What you will do:
Every line of the listing must be reproduced as it stands. Leave the images behind.

Rows from a figure dataset:
::::::

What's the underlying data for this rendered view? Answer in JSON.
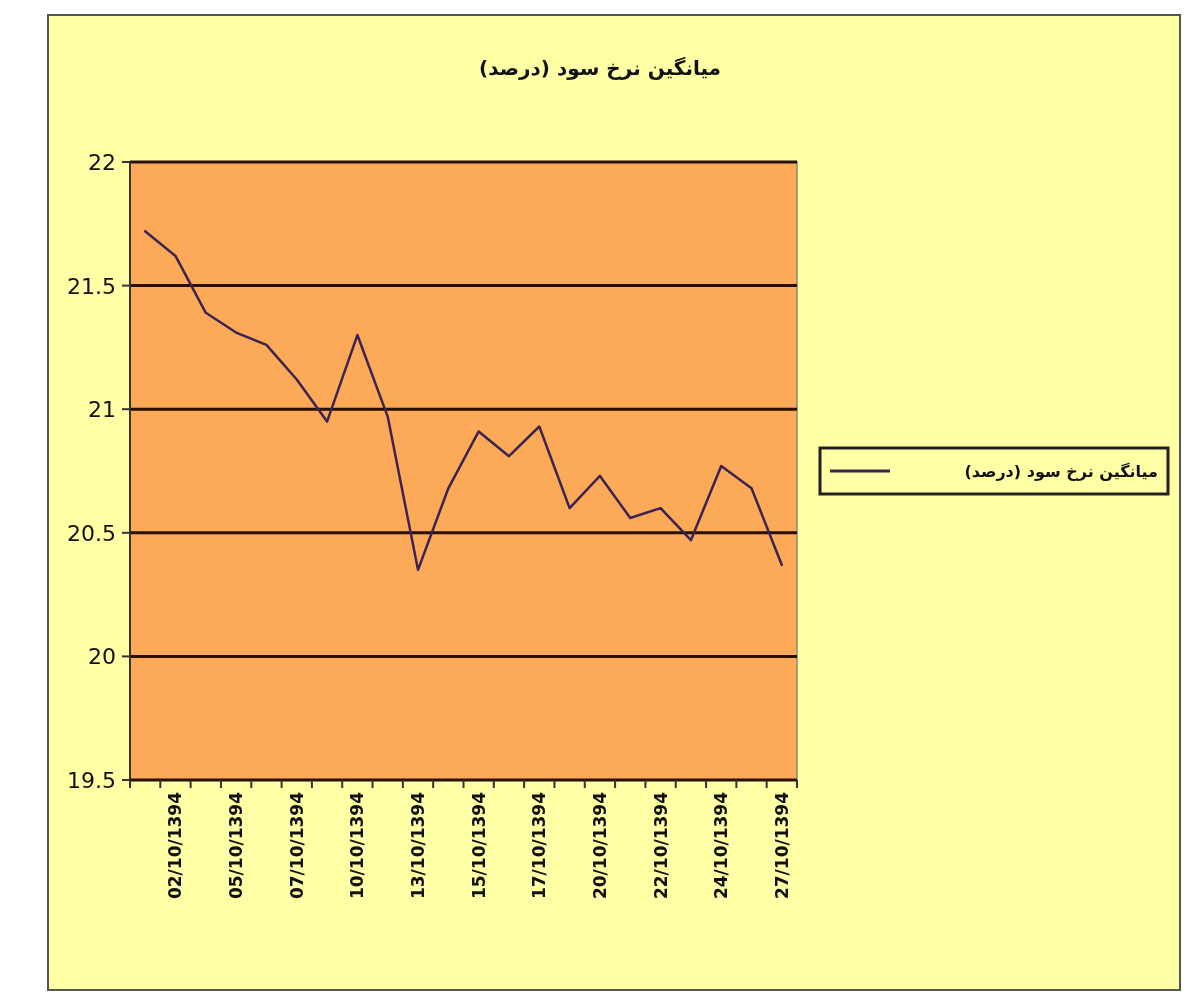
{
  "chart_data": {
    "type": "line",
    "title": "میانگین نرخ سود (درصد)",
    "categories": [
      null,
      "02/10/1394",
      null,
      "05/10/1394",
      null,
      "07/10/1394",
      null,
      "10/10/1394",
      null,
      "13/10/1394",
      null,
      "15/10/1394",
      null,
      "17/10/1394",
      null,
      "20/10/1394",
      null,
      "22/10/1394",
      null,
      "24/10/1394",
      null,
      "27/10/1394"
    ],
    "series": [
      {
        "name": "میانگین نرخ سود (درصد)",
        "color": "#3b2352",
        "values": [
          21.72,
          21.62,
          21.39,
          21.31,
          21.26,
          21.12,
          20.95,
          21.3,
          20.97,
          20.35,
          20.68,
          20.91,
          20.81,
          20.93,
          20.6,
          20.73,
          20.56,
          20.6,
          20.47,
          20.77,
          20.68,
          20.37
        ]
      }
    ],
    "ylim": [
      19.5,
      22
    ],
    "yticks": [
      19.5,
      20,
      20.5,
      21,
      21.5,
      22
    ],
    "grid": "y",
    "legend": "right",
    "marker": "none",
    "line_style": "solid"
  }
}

::::::

Task solution:
What's the underlying data for this rendered view? Answer in JSON.
{
  "chart_data": {
    "type": "line",
    "title": "میانگین نرخ سود (درصد)",
    "categories": [
      null,
      "02/10/1394",
      null,
      "05/10/1394",
      null,
      "07/10/1394",
      null,
      "10/10/1394",
      null,
      "13/10/1394",
      null,
      "15/10/1394",
      null,
      "17/10/1394",
      null,
      "20/10/1394",
      null,
      "22/10/1394",
      null,
      "24/10/1394",
      null,
      "27/10/1394"
    ],
    "series": [
      {
        "name": "میانگین نرخ سود (درصد)",
        "color": "#3b2352",
        "values": [
          21.72,
          21.62,
          21.39,
          21.31,
          21.26,
          21.12,
          20.95,
          21.3,
          20.97,
          20.35,
          20.68,
          20.91,
          20.81,
          20.93,
          20.6,
          20.73,
          20.56,
          20.6,
          20.47,
          20.77,
          20.68,
          20.37
        ]
      }
    ],
    "ylim": [
      19.5,
      22
    ],
    "yticks": [
      19.5,
      20,
      20.5,
      21,
      21.5,
      22
    ],
    "grid": "y",
    "legend": "right",
    "marker": "none",
    "line_style": "solid"
  }
}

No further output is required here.